■ TEXTE SOURCE:

Résolution: consulter un sexologue

CHRONIQUE / Pas encore ? Je vais vous en faire moi des résolutions ! Arrêter de fumer, arrêter de manger, arrêter de boire, arrêter de magasiner, la mise en forme, l’argent de côté, le bénévolat, des raisons de s’améliorer en 2018, en voulez-vous ? En voilà ! Et consulter, y aviez-vous pensé ?

Pas le docteur, le dentiste ou l’oculiste, comme le disait ma grand-mère, encore moins le comptable, l’exterminateur ou le ramancheur, je parle du ou de la sexologue, bien entendu ! 

Pas pour moi ! 

Nombreux sont ceux à se demander qui peut bien solliciter ce professionnel. Les déductions rapido presto surgissent alors. Toujours ces hommes pour qui « ça ne lève pas ». Évidemment, ces femmes « archi écœurées de l’acte sexuel ». Sans doute, les accros du sexe essoufflés d’en avoir trop fait. Parfois, ces supposés « tordus » volant les talons hauts d’autrui pour s’exciter. Et pourquoi pas ces homos qui ne le savent pas ! Caricatural tout ça…

J’ai des petites nouvelles pour vous, moi. Ces gens vivant les problématiques énumérées ci-dessus, ce n’est que rarement que je les reçois. Effectivement, vous serez surpris d’apprendre que la majorité de ma clientèle sexologique vous ressemble possiblement beaucoup plus que ce vous croyez.

Estime décroissante, baisse de confiance en soi ou envers autrui, besoin de plaire, anxiété de toutes sortes, trouble de l’attachement, dépendance affective, douleurs gynécologiques, quête de performance, difficultés relationnelles, communication inadéquate, problèmes conjugaux, voilà ce sur quoi j’interviens jour après jour. Tous des maux qui ont nécessairement une influence sur la sexualité, votre sexualité. 

Comment ça se passe dans mon bureau ?

■ ENTRÉES RÉPERTORIÉES:
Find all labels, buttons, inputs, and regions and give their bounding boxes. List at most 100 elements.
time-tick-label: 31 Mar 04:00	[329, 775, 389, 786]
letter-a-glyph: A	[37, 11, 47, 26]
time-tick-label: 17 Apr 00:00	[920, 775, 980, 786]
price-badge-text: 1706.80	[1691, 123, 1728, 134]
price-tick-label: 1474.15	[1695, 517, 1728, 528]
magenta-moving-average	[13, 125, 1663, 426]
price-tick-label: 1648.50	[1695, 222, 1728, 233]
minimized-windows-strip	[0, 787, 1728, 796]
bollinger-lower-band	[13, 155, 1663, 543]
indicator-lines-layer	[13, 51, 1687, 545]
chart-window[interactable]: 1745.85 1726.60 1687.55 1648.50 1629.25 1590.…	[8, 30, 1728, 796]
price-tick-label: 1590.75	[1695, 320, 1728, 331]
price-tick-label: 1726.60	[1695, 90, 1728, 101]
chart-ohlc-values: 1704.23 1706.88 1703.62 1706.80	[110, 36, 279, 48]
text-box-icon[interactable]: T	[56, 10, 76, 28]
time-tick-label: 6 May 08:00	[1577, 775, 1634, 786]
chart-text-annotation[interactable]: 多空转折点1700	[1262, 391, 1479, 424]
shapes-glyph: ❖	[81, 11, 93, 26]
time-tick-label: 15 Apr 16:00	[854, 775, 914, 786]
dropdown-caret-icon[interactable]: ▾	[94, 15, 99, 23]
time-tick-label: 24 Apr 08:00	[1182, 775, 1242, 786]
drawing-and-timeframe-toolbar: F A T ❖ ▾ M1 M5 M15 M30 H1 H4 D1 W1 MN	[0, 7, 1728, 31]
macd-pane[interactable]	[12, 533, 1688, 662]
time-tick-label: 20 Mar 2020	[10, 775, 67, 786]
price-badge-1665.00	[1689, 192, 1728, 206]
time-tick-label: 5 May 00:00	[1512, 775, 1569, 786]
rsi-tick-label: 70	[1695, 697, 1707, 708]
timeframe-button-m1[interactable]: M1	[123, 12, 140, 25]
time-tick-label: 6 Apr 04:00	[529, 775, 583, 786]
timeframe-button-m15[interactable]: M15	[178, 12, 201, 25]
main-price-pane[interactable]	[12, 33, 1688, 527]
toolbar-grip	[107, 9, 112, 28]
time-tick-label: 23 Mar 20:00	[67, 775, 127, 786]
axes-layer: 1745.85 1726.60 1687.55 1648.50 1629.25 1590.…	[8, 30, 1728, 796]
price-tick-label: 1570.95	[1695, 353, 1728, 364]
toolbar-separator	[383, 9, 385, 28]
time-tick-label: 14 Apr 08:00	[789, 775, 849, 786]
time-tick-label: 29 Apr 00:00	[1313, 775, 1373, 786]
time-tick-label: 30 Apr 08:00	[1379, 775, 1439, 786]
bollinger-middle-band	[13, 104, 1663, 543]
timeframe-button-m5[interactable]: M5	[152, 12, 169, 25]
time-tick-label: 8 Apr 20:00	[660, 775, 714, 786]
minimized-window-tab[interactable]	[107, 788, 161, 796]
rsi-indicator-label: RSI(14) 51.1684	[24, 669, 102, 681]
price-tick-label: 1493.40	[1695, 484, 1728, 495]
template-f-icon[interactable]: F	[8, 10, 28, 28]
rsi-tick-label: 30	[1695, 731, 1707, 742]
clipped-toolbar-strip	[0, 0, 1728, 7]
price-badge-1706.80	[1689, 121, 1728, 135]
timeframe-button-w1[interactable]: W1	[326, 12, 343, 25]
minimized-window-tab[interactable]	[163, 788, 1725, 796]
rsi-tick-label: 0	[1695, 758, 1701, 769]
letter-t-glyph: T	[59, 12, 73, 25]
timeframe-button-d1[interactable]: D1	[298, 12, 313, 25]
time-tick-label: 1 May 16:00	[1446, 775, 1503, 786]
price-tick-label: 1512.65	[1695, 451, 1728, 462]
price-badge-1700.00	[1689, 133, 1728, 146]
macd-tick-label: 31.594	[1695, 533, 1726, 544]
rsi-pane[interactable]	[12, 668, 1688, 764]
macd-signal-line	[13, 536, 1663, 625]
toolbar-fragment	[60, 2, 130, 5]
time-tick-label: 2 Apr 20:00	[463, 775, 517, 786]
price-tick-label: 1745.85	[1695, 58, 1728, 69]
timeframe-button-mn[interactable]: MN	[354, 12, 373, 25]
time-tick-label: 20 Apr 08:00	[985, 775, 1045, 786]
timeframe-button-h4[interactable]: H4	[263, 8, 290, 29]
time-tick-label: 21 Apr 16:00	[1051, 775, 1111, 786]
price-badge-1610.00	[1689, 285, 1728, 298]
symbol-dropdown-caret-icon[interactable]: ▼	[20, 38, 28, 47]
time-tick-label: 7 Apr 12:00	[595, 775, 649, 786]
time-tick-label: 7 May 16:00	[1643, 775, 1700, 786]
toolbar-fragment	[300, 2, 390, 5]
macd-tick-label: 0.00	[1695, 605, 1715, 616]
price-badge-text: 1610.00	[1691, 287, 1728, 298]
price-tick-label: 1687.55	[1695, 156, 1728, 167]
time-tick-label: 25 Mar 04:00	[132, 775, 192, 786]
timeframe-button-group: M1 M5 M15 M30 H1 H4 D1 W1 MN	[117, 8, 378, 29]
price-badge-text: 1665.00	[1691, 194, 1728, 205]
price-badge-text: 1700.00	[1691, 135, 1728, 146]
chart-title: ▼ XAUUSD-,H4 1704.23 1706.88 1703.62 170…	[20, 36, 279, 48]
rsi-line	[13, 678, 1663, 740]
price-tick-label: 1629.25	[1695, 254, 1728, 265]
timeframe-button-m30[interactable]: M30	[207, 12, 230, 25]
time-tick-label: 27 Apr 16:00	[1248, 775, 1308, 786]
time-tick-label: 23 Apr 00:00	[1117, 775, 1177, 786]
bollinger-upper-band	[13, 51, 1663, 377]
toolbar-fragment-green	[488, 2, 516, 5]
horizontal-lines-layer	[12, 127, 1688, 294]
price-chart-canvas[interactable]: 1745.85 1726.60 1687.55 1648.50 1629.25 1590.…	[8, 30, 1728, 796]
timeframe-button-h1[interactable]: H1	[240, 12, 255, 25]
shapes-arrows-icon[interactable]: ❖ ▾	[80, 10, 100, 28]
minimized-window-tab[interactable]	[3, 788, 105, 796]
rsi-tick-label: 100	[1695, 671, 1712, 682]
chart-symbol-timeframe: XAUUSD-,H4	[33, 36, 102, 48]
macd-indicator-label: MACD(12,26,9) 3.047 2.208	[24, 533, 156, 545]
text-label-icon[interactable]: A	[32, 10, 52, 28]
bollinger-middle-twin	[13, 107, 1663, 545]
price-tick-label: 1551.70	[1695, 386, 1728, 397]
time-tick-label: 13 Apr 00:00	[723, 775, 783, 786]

■ CONSIGNE DE TÂCHE: Pour chacune des affirmations suivantes, dites par oui ou par non si elle concorde avec la chronique, en citant mot pour mot le passage qui tranche. (a) Les personnes vivant les problèmes caricaturaux énumérés forment l'essentiel de la clientèle sexologique. (b) La dépendance affective figure parmi les difficultés traitées au quotidien. (c) La chronique suggère de consulter le comptable.

■ ZONE DE RÉPONSE:
(a) Non : « Ces gens vivant les problématiques énumérées ci-dessus, ce n’est que rarement que je les reçois. »
(b) Oui : « dépendance affective » et « voilà ce sur quoi j’interviens jour après jour ».
(c) Non : « encore moins le comptable ».